Challenge: Exactly as written, please set down all of the entries again, with no pictures.

Excerpt from a dataset
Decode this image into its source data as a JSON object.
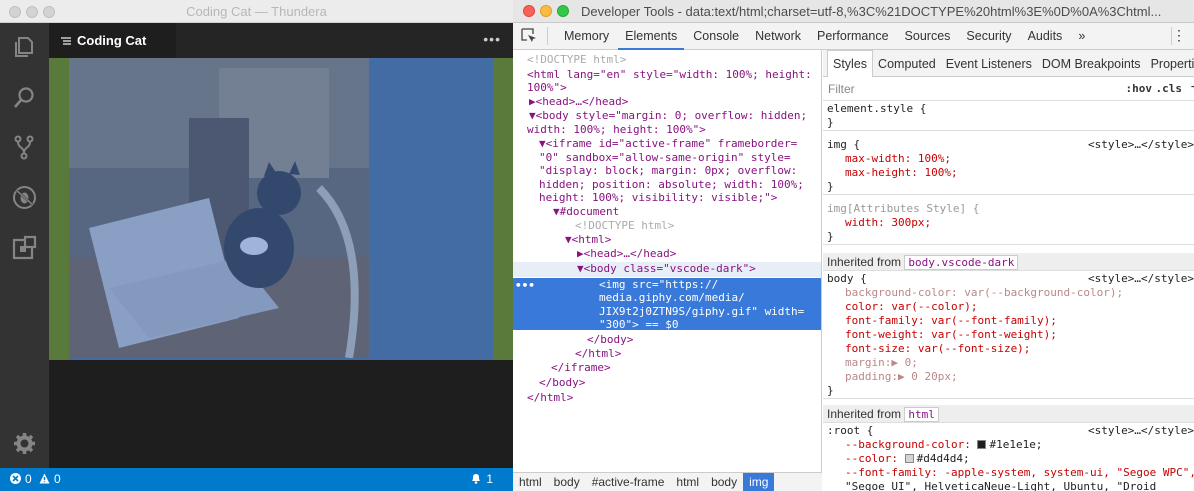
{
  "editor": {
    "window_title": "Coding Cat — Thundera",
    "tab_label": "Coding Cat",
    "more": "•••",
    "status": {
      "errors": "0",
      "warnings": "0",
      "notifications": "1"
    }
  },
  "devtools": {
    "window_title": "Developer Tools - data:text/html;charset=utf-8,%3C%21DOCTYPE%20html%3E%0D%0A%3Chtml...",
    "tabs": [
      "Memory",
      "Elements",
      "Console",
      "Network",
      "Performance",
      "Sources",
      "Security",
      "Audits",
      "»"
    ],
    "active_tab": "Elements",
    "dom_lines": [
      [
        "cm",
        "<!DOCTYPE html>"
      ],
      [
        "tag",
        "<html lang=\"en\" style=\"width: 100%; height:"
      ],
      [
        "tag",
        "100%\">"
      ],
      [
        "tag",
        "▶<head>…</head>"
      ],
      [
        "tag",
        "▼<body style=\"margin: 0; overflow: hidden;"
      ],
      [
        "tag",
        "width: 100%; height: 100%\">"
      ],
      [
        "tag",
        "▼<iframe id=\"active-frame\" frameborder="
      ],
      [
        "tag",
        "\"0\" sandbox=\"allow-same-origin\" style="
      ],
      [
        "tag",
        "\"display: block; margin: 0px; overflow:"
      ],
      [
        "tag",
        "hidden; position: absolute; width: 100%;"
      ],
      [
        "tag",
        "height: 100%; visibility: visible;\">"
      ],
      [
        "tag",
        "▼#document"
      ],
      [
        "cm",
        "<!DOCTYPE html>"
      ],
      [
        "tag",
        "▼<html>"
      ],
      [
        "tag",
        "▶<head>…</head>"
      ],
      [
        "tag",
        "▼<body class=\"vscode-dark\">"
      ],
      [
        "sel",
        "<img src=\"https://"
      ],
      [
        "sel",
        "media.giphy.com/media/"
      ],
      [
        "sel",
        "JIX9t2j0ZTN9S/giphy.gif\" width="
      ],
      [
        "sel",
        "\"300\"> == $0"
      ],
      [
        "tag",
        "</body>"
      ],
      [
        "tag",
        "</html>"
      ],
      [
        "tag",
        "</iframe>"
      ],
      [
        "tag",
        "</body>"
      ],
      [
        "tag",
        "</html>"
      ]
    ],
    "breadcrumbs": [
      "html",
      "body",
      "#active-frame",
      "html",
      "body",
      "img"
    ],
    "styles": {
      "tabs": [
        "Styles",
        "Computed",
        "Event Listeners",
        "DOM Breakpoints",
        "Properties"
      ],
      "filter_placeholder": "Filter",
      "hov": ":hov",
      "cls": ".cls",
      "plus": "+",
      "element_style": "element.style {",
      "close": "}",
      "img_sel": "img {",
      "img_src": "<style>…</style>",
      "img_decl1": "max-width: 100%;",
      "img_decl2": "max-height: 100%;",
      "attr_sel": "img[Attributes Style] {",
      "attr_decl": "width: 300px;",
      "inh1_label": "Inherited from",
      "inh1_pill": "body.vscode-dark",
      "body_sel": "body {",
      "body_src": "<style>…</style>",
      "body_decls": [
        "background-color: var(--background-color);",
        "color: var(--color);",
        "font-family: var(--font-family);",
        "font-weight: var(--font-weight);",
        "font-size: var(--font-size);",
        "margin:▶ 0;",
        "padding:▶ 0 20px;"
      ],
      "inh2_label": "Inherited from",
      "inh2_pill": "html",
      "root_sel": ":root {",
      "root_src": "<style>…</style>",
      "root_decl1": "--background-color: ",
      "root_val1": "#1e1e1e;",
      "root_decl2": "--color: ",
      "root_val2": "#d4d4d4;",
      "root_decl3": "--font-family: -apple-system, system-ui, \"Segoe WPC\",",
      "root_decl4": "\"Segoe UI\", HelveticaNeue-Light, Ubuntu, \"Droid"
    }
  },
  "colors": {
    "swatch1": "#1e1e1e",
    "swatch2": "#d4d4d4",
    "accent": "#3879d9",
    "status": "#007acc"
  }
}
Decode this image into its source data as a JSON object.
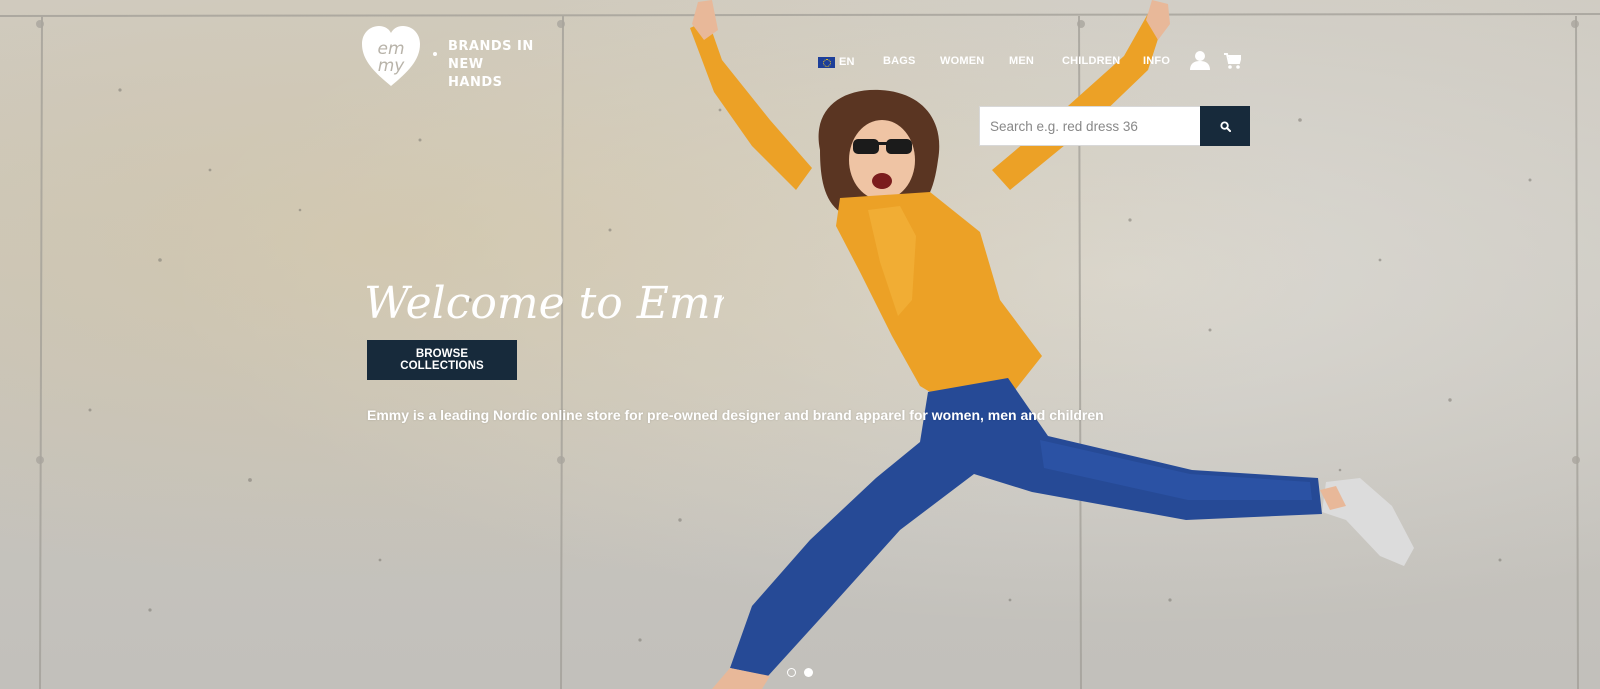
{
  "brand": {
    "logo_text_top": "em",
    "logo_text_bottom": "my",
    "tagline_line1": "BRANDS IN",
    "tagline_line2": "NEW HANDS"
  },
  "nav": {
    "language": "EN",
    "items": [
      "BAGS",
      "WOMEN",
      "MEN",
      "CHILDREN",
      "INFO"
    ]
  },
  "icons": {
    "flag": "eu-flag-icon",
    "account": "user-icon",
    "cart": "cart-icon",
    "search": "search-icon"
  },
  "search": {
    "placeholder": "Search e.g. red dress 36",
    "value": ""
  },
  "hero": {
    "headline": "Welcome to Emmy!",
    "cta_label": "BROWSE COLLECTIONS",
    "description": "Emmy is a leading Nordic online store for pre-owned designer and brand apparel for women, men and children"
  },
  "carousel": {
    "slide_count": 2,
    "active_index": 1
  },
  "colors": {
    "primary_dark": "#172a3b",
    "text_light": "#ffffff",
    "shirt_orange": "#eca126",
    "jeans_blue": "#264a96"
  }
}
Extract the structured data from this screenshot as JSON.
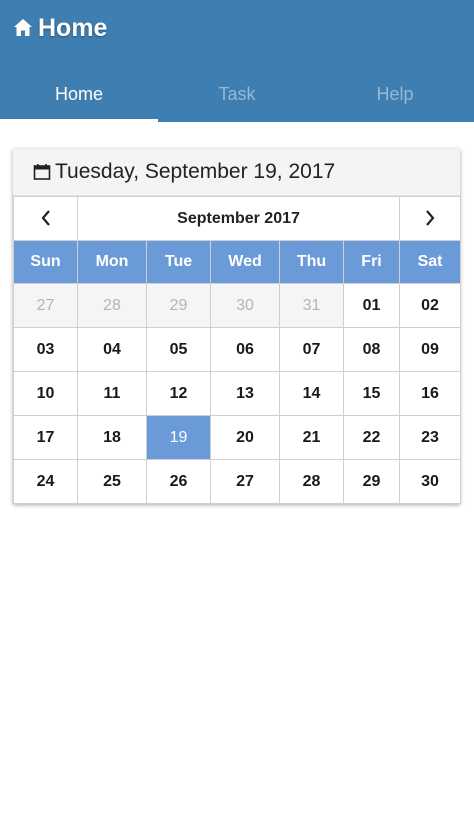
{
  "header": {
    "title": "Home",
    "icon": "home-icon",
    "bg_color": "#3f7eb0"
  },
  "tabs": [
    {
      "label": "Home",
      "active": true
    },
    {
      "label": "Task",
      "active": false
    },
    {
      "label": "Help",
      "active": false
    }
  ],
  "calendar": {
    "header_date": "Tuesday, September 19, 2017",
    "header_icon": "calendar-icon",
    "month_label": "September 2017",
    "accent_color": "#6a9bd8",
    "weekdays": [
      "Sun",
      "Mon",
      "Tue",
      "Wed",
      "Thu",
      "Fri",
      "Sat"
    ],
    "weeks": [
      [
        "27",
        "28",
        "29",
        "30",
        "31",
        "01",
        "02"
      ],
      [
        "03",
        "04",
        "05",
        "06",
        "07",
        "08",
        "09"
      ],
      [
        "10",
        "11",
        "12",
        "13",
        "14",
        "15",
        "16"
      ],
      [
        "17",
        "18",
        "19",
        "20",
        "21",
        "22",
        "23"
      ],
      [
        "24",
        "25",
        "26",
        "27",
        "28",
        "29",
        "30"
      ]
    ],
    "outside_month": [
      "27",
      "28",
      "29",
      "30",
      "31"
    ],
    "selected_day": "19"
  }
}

Solution for this problem:
Decode this image into its source data as a JSON object.
{
  "editor": {
    "window_title": "Coding Cat — Thundera",
    "tab_label": "Coding Cat",
    "more": "•••",
    "status": {
      "errors": "0",
      "warnings": "0",
      "notifications": "1"
    }
  },
  "devtools": {
    "window_title": "Developer Tools - data:text/html;charset=utf-8,%3C%21DOCTYPE%20html%3E%0D%0A%3Chtml...",
    "tabs": [
      "Memory",
      "Elements",
      "Console",
      "Network",
      "Performance",
      "Sources",
      "Security",
      "Audits",
      "»"
    ],
    "active_tab": "Elements",
    "dom_lines": [
      [
        "cm",
        "<!DOCTYPE html>"
      ],
      [
        "tag",
        "<html lang=\"en\" style=\"width: 100%; height:"
      ],
      [
        "tag",
        "100%\">"
      ],
      [
        "tag",
        "▶<head>…</head>"
      ],
      [
        "tag",
        "▼<body style=\"margin: 0; overflow: hidden;"
      ],
      [
        "tag",
        "width: 100%; height: 100%\">"
      ],
      [
        "tag",
        "▼<iframe id=\"active-frame\" frameborder="
      ],
      [
        "tag",
        "\"0\" sandbox=\"allow-same-origin\" style="
      ],
      [
        "tag",
        "\"display: block; margin: 0px; overflow:"
      ],
      [
        "tag",
        "hidden; position: absolute; width: 100%;"
      ],
      [
        "tag",
        "height: 100%; visibility: visible;\">"
      ],
      [
        "tag",
        "▼#document"
      ],
      [
        "cm",
        "<!DOCTYPE html>"
      ],
      [
        "tag",
        "▼<html>"
      ],
      [
        "tag",
        "▶<head>…</head>"
      ],
      [
        "tag",
        "▼<body class=\"vscode-dark\">"
      ],
      [
        "sel",
        "<img src=\"https://"
      ],
      [
        "sel",
        "media.giphy.com/media/"
      ],
      [
        "sel",
        "JIX9t2j0ZTN9S/giphy.gif\" width="
      ],
      [
        "sel",
        "\"300\"> == $0"
      ],
      [
        "tag",
        "</body>"
      ],
      [
        "tag",
        "</html>"
      ],
      [
        "tag",
        "</iframe>"
      ],
      [
        "tag",
        "</body>"
      ],
      [
        "tag",
        "</html>"
      ]
    ],
    "breadcrumbs": [
      "html",
      "body",
      "#active-frame",
      "html",
      "body",
      "img"
    ],
    "styles": {
      "tabs": [
        "Styles",
        "Computed",
        "Event Listeners",
        "DOM Breakpoints",
        "Properties"
      ],
      "filter_placeholder": "Filter",
      "hov": ":hov",
      "cls": ".cls",
      "plus": "+",
      "element_style": "element.style {",
      "close": "}",
      "img_sel": "img {",
      "img_src": "<style>…</style>",
      "img_decl1": "max-width: 100%;",
      "img_decl2": "max-height: 100%;",
      "attr_sel": "img[Attributes Style] {",
      "attr_decl": "width: 300px;",
      "inh1_label": "Inherited from",
      "inh1_pill": "body.vscode-dark",
      "body_sel": "body {",
      "body_src": "<style>…</style>",
      "body_decls": [
        "background-color: var(--background-color);",
        "color: var(--color);",
        "font-family: var(--font-family);",
        "font-weight: var(--font-weight);",
        "font-size: var(--font-size);",
        "margin:▶ 0;",
        "padding:▶ 0 20px;"
      ],
      "inh2_label": "Inherited from",
      "inh2_pill": "html",
      "root_sel": ":root {",
      "root_src": "<style>…</style>",
      "root_decl1": "--background-color: ",
      "root_val1": "#1e1e1e;",
      "root_decl2": "--color: ",
      "root_val2": "#d4d4d4;",
      "root_decl3": "--font-family: -apple-system, system-ui, \"Segoe WPC\",",
      "root_decl4": "\"Segoe UI\", HelveticaNeue-Light, Ubuntu, \"Droid"
    }
  },
  "colors": {
    "swatch1": "#1e1e1e",
    "swatch2": "#d4d4d4",
    "accent": "#3879d9",
    "status": "#007acc"
  }
}
Decode this image into its source data as a JSON object.
{
  "brand": {
    "logo_text_top": "em",
    "logo_text_bottom": "my",
    "tagline_line1": "BRANDS IN",
    "tagline_line2": "NEW HANDS"
  },
  "nav": {
    "language": "EN",
    "items": [
      "BAGS",
      "WOMEN",
      "MEN",
      "CHILDREN",
      "INFO"
    ]
  },
  "icons": {
    "flag": "eu-flag-icon",
    "account": "user-icon",
    "cart": "cart-icon",
    "search": "search-icon"
  },
  "search": {
    "placeholder": "Search e.g. red dress 36",
    "value": ""
  },
  "hero": {
    "headline": "Welcome to Emmy!",
    "cta_label": "BROWSE COLLECTIONS",
    "description": "Emmy is a leading Nordic online store for pre-owned designer and brand apparel for women, men and children"
  },
  "carousel": {
    "slide_count": 2,
    "active_index": 1
  },
  "colors": {
    "primary_dark": "#172a3b",
    "text_light": "#ffffff",
    "shirt_orange": "#eca126",
    "jeans_blue": "#264a96"
  }
}
Extract the structured data from this screenshot as JSON.
{
  "header": {
    "title": "Home",
    "icon": "home-icon",
    "bg_color": "#3f7eb0"
  },
  "tabs": [
    {
      "label": "Home",
      "active": true
    },
    {
      "label": "Task",
      "active": false
    },
    {
      "label": "Help",
      "active": false
    }
  ],
  "calendar": {
    "header_date": "Tuesday, September 19, 2017",
    "header_icon": "calendar-icon",
    "month_label": "September 2017",
    "accent_color": "#6a9bd8",
    "weekdays": [
      "Sun",
      "Mon",
      "Tue",
      "Wed",
      "Thu",
      "Fri",
      "Sat"
    ],
    "weeks": [
      [
        "27",
        "28",
        "29",
        "30",
        "31",
        "01",
        "02"
      ],
      [
        "03",
        "04",
        "05",
        "06",
        "07",
        "08",
        "09"
      ],
      [
        "10",
        "11",
        "12",
        "13",
        "14",
        "15",
        "16"
      ],
      [
        "17",
        "18",
        "19",
        "20",
        "21",
        "22",
        "23"
      ],
      [
        "24",
        "25",
        "26",
        "27",
        "28",
        "29",
        "30"
      ]
    ],
    "outside_month": [
      "27",
      "28",
      "29",
      "30",
      "31"
    ],
    "selected_day": "19"
  }
}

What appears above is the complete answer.